Set problem -
Your task is to copy every line of the entries that contains "close".
------ Given records
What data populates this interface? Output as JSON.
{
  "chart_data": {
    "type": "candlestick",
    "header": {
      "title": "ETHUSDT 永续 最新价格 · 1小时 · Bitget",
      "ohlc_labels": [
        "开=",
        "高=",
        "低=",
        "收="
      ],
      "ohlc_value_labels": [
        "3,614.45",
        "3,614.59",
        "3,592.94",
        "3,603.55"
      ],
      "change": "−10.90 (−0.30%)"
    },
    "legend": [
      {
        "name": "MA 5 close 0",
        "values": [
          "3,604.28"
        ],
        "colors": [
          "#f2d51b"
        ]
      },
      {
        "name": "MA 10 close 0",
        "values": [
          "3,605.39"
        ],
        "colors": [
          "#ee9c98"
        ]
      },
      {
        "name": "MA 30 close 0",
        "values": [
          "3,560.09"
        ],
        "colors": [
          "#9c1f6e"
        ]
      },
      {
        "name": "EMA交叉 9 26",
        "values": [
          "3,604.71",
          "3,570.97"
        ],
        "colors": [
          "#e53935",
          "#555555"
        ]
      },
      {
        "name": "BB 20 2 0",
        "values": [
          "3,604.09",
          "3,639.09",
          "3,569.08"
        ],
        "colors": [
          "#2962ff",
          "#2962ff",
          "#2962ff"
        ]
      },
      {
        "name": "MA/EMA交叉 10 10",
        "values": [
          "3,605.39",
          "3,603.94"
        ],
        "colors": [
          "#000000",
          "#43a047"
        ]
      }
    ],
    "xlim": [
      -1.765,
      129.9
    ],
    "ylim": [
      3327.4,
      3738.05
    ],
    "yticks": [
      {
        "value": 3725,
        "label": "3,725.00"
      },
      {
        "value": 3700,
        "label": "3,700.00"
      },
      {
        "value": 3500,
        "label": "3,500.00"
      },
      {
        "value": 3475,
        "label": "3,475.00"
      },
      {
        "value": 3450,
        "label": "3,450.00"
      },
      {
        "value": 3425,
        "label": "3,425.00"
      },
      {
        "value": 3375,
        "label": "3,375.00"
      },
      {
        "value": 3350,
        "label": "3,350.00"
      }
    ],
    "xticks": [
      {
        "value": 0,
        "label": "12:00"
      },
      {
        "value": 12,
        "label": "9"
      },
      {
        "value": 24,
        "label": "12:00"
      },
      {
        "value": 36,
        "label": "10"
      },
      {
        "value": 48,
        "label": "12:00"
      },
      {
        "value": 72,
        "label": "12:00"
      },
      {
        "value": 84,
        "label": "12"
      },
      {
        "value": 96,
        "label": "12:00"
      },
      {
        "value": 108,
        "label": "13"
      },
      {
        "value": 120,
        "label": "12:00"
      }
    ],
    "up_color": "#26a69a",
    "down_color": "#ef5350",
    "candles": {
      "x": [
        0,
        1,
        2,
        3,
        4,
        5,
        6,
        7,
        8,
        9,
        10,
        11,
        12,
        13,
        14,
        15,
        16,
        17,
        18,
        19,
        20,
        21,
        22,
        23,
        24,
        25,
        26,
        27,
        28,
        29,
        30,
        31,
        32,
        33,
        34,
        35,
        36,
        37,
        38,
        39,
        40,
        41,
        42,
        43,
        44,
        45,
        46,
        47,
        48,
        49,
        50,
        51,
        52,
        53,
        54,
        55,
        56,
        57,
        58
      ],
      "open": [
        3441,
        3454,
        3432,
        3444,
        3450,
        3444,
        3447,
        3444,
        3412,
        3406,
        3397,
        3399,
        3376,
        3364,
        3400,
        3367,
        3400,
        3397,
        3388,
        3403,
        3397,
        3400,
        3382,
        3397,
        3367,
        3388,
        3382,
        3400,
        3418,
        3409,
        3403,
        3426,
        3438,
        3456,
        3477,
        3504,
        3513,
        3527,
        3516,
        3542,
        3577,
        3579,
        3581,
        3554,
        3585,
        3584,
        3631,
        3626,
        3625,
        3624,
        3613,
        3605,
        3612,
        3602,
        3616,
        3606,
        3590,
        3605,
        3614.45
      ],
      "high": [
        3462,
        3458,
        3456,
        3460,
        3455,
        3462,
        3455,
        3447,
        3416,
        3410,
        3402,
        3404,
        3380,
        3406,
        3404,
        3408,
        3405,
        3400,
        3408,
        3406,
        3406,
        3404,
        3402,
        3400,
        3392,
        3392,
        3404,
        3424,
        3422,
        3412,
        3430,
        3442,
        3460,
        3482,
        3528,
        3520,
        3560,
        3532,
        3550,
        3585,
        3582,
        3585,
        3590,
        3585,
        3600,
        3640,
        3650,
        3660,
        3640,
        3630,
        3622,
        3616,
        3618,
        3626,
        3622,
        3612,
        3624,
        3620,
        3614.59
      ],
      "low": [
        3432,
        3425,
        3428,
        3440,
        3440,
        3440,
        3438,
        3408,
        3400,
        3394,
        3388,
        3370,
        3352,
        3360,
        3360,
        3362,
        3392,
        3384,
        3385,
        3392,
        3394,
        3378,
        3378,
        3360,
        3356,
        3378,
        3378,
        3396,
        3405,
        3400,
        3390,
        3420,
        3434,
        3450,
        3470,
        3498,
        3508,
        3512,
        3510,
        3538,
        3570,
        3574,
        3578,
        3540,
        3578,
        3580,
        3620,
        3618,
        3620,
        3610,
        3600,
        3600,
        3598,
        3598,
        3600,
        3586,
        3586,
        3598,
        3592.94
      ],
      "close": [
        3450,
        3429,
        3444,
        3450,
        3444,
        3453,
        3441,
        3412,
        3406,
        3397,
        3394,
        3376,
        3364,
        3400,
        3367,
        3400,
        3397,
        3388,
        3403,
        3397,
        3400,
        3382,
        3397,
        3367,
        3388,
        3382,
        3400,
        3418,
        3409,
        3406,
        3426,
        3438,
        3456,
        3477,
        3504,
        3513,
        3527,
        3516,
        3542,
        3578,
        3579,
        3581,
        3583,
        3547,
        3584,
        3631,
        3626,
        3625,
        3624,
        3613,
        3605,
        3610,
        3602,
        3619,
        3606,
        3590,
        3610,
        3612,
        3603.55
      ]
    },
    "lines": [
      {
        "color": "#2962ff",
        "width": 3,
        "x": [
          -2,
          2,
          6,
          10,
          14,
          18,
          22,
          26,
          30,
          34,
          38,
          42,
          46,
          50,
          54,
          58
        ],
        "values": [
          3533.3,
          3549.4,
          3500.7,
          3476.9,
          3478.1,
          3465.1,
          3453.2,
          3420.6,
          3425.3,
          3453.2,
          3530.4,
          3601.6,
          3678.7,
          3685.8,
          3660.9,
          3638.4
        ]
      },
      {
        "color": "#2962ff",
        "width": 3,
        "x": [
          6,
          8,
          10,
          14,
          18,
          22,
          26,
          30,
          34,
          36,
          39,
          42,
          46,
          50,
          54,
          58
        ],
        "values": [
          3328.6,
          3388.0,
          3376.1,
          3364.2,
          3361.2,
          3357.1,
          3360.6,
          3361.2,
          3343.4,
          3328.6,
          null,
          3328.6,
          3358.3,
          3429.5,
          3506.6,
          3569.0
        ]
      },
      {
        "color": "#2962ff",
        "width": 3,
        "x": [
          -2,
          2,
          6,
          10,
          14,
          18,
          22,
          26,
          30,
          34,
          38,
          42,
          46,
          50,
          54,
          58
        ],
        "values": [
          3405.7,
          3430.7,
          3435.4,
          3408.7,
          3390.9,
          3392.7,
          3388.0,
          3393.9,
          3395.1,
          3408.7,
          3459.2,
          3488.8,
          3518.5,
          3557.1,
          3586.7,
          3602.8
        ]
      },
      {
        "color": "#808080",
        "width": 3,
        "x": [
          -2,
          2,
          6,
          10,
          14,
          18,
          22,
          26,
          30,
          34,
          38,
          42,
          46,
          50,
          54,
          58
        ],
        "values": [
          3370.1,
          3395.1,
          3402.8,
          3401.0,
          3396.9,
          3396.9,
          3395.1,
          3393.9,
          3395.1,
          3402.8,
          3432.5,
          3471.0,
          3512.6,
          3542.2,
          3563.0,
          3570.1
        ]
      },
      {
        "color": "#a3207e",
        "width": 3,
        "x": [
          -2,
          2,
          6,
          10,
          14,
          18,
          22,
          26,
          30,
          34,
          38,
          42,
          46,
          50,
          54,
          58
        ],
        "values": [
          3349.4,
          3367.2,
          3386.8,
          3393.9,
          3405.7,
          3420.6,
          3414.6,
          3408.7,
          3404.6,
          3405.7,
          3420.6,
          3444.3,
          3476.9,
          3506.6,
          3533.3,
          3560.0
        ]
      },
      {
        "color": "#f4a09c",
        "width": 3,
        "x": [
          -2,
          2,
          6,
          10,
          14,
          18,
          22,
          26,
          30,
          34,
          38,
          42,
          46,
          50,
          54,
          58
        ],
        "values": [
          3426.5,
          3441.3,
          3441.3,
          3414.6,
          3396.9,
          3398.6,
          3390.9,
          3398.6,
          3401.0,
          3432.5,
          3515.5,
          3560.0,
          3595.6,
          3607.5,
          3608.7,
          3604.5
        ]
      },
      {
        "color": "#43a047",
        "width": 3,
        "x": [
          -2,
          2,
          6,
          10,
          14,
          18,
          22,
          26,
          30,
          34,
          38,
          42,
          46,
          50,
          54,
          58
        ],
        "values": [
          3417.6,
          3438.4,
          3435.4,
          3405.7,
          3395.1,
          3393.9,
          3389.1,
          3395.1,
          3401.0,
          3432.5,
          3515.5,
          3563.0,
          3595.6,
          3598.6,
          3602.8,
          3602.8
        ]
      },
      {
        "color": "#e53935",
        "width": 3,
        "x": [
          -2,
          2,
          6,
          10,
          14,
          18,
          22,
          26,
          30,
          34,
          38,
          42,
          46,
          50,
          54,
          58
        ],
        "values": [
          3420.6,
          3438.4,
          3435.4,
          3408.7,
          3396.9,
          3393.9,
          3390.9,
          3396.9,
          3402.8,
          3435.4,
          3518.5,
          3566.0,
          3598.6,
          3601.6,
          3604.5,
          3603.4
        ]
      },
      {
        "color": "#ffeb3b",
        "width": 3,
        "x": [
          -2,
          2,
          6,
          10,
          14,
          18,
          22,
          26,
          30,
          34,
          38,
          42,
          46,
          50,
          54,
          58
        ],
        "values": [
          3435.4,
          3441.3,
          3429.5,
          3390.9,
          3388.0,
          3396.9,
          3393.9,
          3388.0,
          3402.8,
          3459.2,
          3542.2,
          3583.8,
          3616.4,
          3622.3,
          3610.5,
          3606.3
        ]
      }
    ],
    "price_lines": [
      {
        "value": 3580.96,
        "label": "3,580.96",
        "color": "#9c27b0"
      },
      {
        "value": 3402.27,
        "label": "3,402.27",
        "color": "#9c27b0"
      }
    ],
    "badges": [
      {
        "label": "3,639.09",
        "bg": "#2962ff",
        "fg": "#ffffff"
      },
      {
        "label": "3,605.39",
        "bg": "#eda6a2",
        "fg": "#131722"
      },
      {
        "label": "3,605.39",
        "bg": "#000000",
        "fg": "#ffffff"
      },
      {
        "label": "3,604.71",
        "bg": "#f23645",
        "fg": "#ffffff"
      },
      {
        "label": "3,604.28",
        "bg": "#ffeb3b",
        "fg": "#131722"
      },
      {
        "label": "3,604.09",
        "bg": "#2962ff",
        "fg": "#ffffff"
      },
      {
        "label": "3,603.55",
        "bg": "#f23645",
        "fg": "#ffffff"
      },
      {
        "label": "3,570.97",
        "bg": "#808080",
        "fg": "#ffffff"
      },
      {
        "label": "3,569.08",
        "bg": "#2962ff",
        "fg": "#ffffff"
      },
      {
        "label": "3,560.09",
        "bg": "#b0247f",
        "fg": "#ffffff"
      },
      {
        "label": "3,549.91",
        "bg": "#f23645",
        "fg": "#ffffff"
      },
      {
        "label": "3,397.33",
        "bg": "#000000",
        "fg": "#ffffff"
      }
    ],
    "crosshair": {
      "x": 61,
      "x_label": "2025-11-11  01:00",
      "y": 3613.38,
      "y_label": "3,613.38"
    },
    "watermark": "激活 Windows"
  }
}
------------
Answer to this exercise -
        "name": "MA 5 close 0",
        "name": "MA 10 close 0",
        "name": "MA 30 close 0",
      "close": [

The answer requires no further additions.